— start —

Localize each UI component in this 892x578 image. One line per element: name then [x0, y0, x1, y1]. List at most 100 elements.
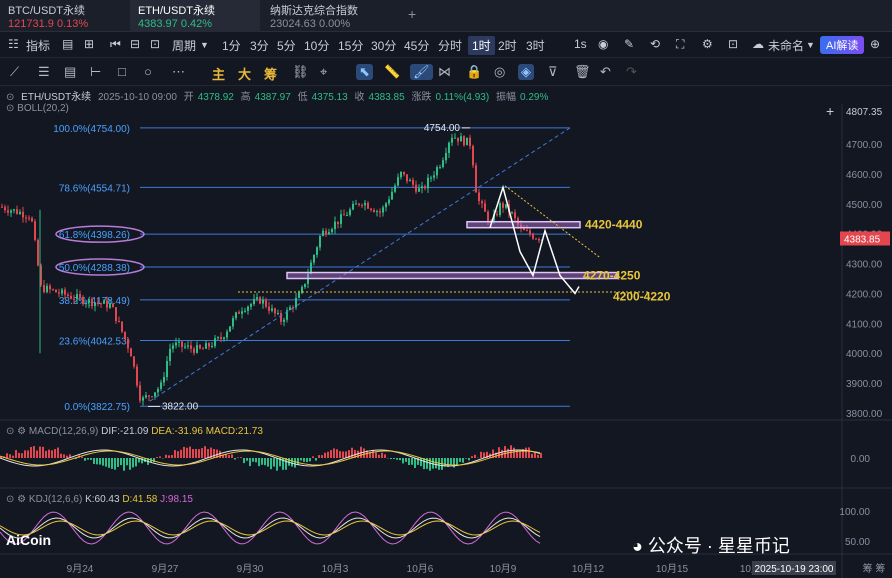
crosshair-icon[interactable]: ⌖	[320, 64, 328, 79]
macd-histogram-bar	[315, 458, 317, 461]
interval-5m[interactable]: 5分	[277, 39, 296, 53]
more-icon[interactable]: ⊕	[870, 37, 881, 51]
main-force-button[interactable]: 主	[212, 67, 226, 82]
parallel-channel-icon[interactable]: ▤	[64, 64, 77, 79]
kdj-label[interactable]: KDJ(12,6,6)	[28, 494, 83, 505]
candle-body	[121, 321, 123, 332]
interval-1s[interactable]: 1s	[574, 37, 587, 51]
boll-eye-icon[interactable]: ⊙	[6, 103, 15, 114]
tab-nasdaq[interactable]: 纳斯达克综合指数 23024.63 0.00%	[262, 0, 402, 32]
trend-line-icon[interactable]: ⟋	[10, 64, 20, 79]
boll-label[interactable]: BOLL(20,2)	[17, 103, 69, 114]
interval-30m[interactable]: 30分	[371, 39, 397, 53]
grid-icon[interactable]: ⊞	[84, 37, 95, 51]
replay-icon[interactable]: ⟲	[650, 37, 661, 51]
high-annotation: 4754.00	[424, 123, 461, 134]
link-icon[interactable]: ⛓	[292, 64, 309, 79]
interval-45m[interactable]: 45分	[404, 39, 430, 53]
rewind-icon[interactable]: ⏮	[110, 37, 121, 51]
horizontal-lines-icon[interactable]: ☰	[38, 64, 50, 79]
macd-histogram-bar	[264, 458, 266, 466]
chevron-down-icon[interactable]: ▼	[806, 40, 815, 50]
candle-body	[400, 171, 402, 178]
kdj-gear-icon[interactable]: ⚙	[17, 494, 27, 505]
cloud-icon[interactable]: ☁	[752, 37, 764, 51]
macd-histogram-bar	[231, 454, 233, 458]
interval-timeline[interactable]: 分时	[438, 39, 463, 53]
period-dropdown[interactable]: 周期	[172, 39, 197, 53]
candle-body	[55, 289, 57, 293]
macd-histogram-bar	[0, 456, 2, 458]
more-tools-icon[interactable]: ⋯	[172, 64, 185, 79]
chevron-down-icon[interactable]: ▼	[200, 40, 209, 50]
tab-btc[interactable]: BTC/USDT永续 121731.9 0.13%	[0, 0, 130, 32]
kdj-k: K:60.43	[85, 494, 120, 505]
macd-gear-icon[interactable]: ⚙	[17, 426, 27, 437]
circle-icon[interactable]: ○	[144, 64, 152, 79]
candle-body	[439, 167, 441, 169]
indicator-icon[interactable]: ☷	[8, 37, 19, 51]
gear-icon[interactable]: ⚙	[702, 37, 713, 51]
horizontal-ray-icon[interactable]: ⊢	[90, 64, 102, 79]
candle-body	[139, 385, 141, 401]
ruler-icon[interactable]: 📏	[384, 64, 401, 79]
interval-10m[interactable]: 10分	[304, 39, 330, 53]
candle-body	[136, 366, 138, 386]
lock-icon[interactable]: ⊡	[728, 37, 739, 51]
big-order-button[interactable]: 大	[238, 67, 252, 82]
candle-body	[289, 307, 291, 311]
add-tab-icon[interactable]: +	[408, 6, 417, 22]
magnet-icon[interactable]: ⋈	[438, 64, 451, 79]
macd-label[interactable]: MACD(12,26,9)	[28, 426, 99, 437]
interval-15m[interactable]: 15分	[338, 39, 364, 53]
layout-name-dropdown[interactable]: 未命名	[768, 39, 805, 53]
pen-icon[interactable]: ✎	[624, 37, 635, 51]
ai-interpret-button[interactable]: AI解读	[820, 36, 865, 54]
macd-histogram-bar	[492, 449, 494, 458]
interval-1m[interactable]: 1分	[222, 39, 241, 53]
current-price-label: 4383.85	[844, 234, 881, 245]
eye-icon[interactable]: ◎	[494, 64, 506, 79]
tab-eth[interactable]: ETH/USDT永续 4383.97 0.42%	[130, 0, 260, 32]
macd-histogram-bar	[222, 454, 224, 458]
compare-icon[interactable]: ⊟	[130, 37, 141, 51]
candle-body	[532, 234, 534, 239]
price-axis-label: 4200.00	[846, 289, 883, 300]
candle-body	[118, 321, 120, 323]
layout-icon[interactable]: ▤	[62, 37, 74, 51]
macd-histogram-bar	[414, 458, 416, 468]
brush-icon[interactable]: 🖌	[410, 64, 433, 80]
rectangle-icon[interactable]: □	[118, 64, 126, 79]
interval-3h[interactable]: 3时	[526, 39, 545, 53]
redo-icon[interactable]: ↷	[626, 64, 637, 79]
trash-icon[interactable]: 🗑	[574, 64, 591, 79]
candle-body	[505, 204, 507, 208]
macd-histogram-bar	[177, 451, 179, 458]
macd-histogram-bar	[528, 447, 530, 458]
macd-eye-icon[interactable]: ⊙	[6, 426, 15, 437]
chips-button[interactable]: 筹	[264, 67, 278, 82]
interval-1h[interactable]: 1时	[468, 36, 495, 55]
candle-body	[274, 308, 276, 314]
candle-body	[358, 203, 360, 205]
candle-body	[256, 297, 258, 300]
indicator-button[interactable]: 指标	[26, 39, 51, 53]
undo-icon[interactable]: ↶	[600, 64, 611, 79]
interval-2h[interactable]: 2时	[498, 39, 517, 53]
macd-histogram-bar	[399, 458, 401, 461]
cursor-icon[interactable]: ⬉	[356, 64, 373, 80]
interval-3m[interactable]: 3分	[250, 39, 269, 53]
lock-drawing-icon[interactable]: 🔒	[466, 64, 483, 79]
candle-body	[124, 331, 126, 339]
candle-body	[382, 207, 384, 213]
info-collapse-icon[interactable]: ⊙	[6, 92, 15, 103]
kdj-eye-icon[interactable]: ⊙	[6, 494, 15, 505]
camera-icon[interactable]: ◉	[598, 37, 609, 51]
current-price-tag	[840, 231, 890, 246]
chart-type-icon[interactable]: ⊡	[150, 37, 161, 51]
filter-icon[interactable]: ⊽	[548, 64, 558, 79]
fullscreen-icon[interactable]: ⛶	[676, 37, 685, 51]
time-axis-label: 10月12	[572, 563, 605, 575]
sync-icon[interactable]: ◈	[518, 64, 534, 80]
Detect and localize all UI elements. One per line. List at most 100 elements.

— end —

Problem to work on →
Lay out the whole listing above as a JSON list of strings, one string per line, with blank lines left out. Leave the pictures out of your answer.

Solution for this task →
[
  "Localize each UI component in this 892x578 image. One line per element: name then [x0, y0, x1, y1]. List at most 100 elements.",
  "crosshair-icon[interactable]: ⌖\t[320, 64, 328, 79]",
  "macd-histogram-bar\t[315, 458, 317, 461]",
  "interval-5m[interactable]: 5分\t[277, 39, 296, 53]",
  "more-icon[interactable]: ⊕\t[870, 37, 881, 51]",
  "main-force-button[interactable]: 主\t[212, 67, 226, 82]",
  "parallel-channel-icon[interactable]: ▤\t[64, 64, 77, 79]",
  "kdj-label[interactable]: KDJ(12,6,6)\t[28, 494, 83, 505]",
  "candle-body\t[121, 321, 123, 332]",
  "interval-1s[interactable]: 1s\t[574, 37, 587, 51]",
  "boll-eye-icon[interactable]: ⊙\t[6, 103, 15, 114]",
  "tab-nasdaq[interactable]: 纳斯达克综合指数 23024.63 0.00%\t[262, 0, 402, 32]",
  "trend-line-icon[interactable]: ⟋\t[10, 64, 20, 79]",
  "boll-label[interactable]: BOLL(20,2)\t[17, 103, 69, 114]",
  "interval-30m[interactable]: 30分\t[371, 39, 397, 53]",
  "grid-icon[interactable]: ⊞\t[84, 37, 95, 51]",
  "replay-icon[interactable]: ⟲\t[650, 37, 661, 51]",
  "high-annotation: 4754.00\t[424, 123, 461, 134]",
  "link-icon[interactable]: ⛓\t[292, 64, 309, 79]",
  "interval-45m[interactable]: 45分\t[404, 39, 430, 53]",
  "rewind-icon[interactable]: ⏮\t[110, 37, 121, 51]",
  "horizontal-lines-icon[interactable]: ☰\t[38, 64, 50, 79]",
  "macd-histogram-bar\t[264, 458, 266, 466]",
  "chevron-down-icon[interactable]: ▼\t[806, 40, 815, 50]",
  "candle-body\t[400, 171, 402, 178]",
  "kdj-gear-icon[interactable]: ⚙\t[17, 494, 27, 505]",
  "cloud-icon[interactable]: ☁\t[752, 37, 764, 51]",
  "macd-histogram-bar\t[231, 454, 233, 458]",
  "interval-timeline[interactable]: 分时\t[438, 39, 463, 53]",
  "period-dropdown[interactable]: 周期\t[172, 39, 197, 53]",
  "candle-body\t[55, 289, 57, 293]",
  "macd-histogram-bar\t[0, 456, 2, 458]",
  "more-tools-icon[interactable]: ⋯\t[172, 64, 185, 79]",
  "chevron-down-icon[interactable]: ▼\t[200, 40, 209, 50]",
  "tab-btc[interactable]: BTC/USDT永续 121731.9 0.13%\t[0, 0, 130, 32]",
  "kdj-k: K:60.43\t[85, 494, 120, 505]",
  "macd-gear-icon[interactable]: ⚙\t[17, 426, 27, 437]",
  "circle-icon[interactable]: ○\t[144, 64, 152, 79]",
  "candle-body\t[439, 167, 441, 169]",
  "indicator-icon[interactable]: ☷\t[8, 37, 19, 51]",
  "gear-icon[interactable]: ⚙\t[702, 37, 713, 51]",
  "horizontal-ray-icon[interactable]: ⊢\t[90, 64, 102, 79]",
  "candle-body\t[139, 385, 141, 401]",
  "ruler-icon[interactable]: 📏\t[384, 64, 401, 79]",
  "interval-10m[interactable]: 10分\t[304, 39, 330, 53]",
  "candle-body\t[136, 366, 138, 386]",
  "lock-icon[interactable]: ⊡\t[728, 37, 739, 51]",
  "big-order-button[interactable]: 大\t[238, 67, 252, 82]",
  "candle-body\t[289, 307, 291, 311]",
  "add-tab-icon[interactable]: +\t[408, 6, 417, 22]",
  "magnet-icon[interactable]: ⋈\t[438, 64, 451, 79]",
  "macd-label[interactable]: MACD(12,26,9)\t[28, 426, 99, 437]",
  "interval-15m[interactable]: 15分\t[338, 39, 364, 53]",
  "layout-name-dropdown[interactable]: 未命名\t[768, 39, 805, 53]",
  "pen-icon[interactable]: ✎\t[624, 37, 635, 51]",
  "ai-interpret-button[interactable]: AI解读\t[820, 36, 865, 54]",
  "macd-histogram-bar\t[492, 449, 494, 458]",
  "interval-1m[interactable]: 1分\t[222, 39, 241, 53]",
  "current-price-label: 4383.85\t[844, 234, 881, 245]",
  "eye-icon[interactable]: ◎\t[494, 64, 506, 79]",
  "tab-eth[interactable]: ETH/USDT永续 4383.97 0.42%\t[130, 0, 260, 32]",
  "macd-histogram-bar\t[222, 454, 224, 458]",
  "compare-icon[interactable]: ⊟\t[130, 37, 141, 51]",
  "candle-body\t[532, 234, 534, 239]",
  "price-axis-label: 4200.00\t[846, 289, 883, 300]",
  "candle-body\t[118, 321, 120, 323]",
  "layout-icon[interactable]: ▤\t[62, 37, 74, 51]",
  "macd-histogram-bar\t[414, 458, 416, 468]",
  "brush-icon[interactable]: 🖌\t[410, 64, 433, 80]",
  "rectangle-icon[interactable]: □\t[118, 64, 126, 79]",
  "interval-3h[interactable]: 3时\t[526, 39, 545, 53]",
  "redo-icon[interactable]: ↷\t[626, 64, 637, 79]",
  "trash-icon[interactable]: 🗑\t[574, 64, 591, 79]",
  "candle-body\t[505, 204, 507, 208]",
  "macd-histogram-bar\t[177, 451, 179, 458]",
  "macd-histogram-bar\t[528, 447, 530, 458]",
  "macd-eye-icon[interactable]: ⊙\t[6, 426, 15, 437]",
  "chips-button[interactable]: 筹\t[264, 67, 278, 82]",
  "interval-1h[interactable]: 1时\t[468, 36, 495, 55]",
  "candle-body\t[274, 308, 276, 314]",
  "candle-body\t[358, 203, 360, 205]",
  "candle-body\t[256, 297, 258, 300]",
  "indicator-button[interactable]: 指标\t[26, 39, 51, 53]",
  "undo-icon[interactable]: ↶\t[600, 64, 611, 79]",
  "interval-2h[interactable]: 2时\t[498, 39, 517, 53]",
  "macd-histogram-bar\t[399, 458, 401, 461]",
  "cursor-icon[interactable]: ⬉\t[356, 64, 373, 80]",
  "interval-3m[interactable]: 3分\t[250, 39, 269, 53]",
  "lock-drawing-icon[interactable]: 🔒\t[466, 64, 483, 79]",
  "candle-body\t[124, 331, 126, 339]",
  "candle-body\t[382, 207, 384, 213]",
  "info-collapse-icon[interactable]: ⊙\t[6, 92, 15, 103]",
  "kdj-eye-icon[interactable]: ⊙\t[6, 494, 15, 505]",
  "camera-icon[interactable]: ◉\t[598, 37, 609, 51]",
  "current-price-tag\t[840, 231, 890, 246]",
  "chart-type-icon[interactable]: ⊡\t[150, 37, 161, 51]",
  "filter-icon[interactable]: ⊽\t[548, 64, 558, 79]",
  "fullscreen-icon[interactable]: ⛶\t[676, 37, 685, 51]",
  "time-axis-label: 10月12\t[572, 563, 605, 575]",
  "sync-icon[interactable]: ◈\t[518, 64, 534, 80]",
  "Detect and localize all UI elements. One per line. List at most 100 elements."
]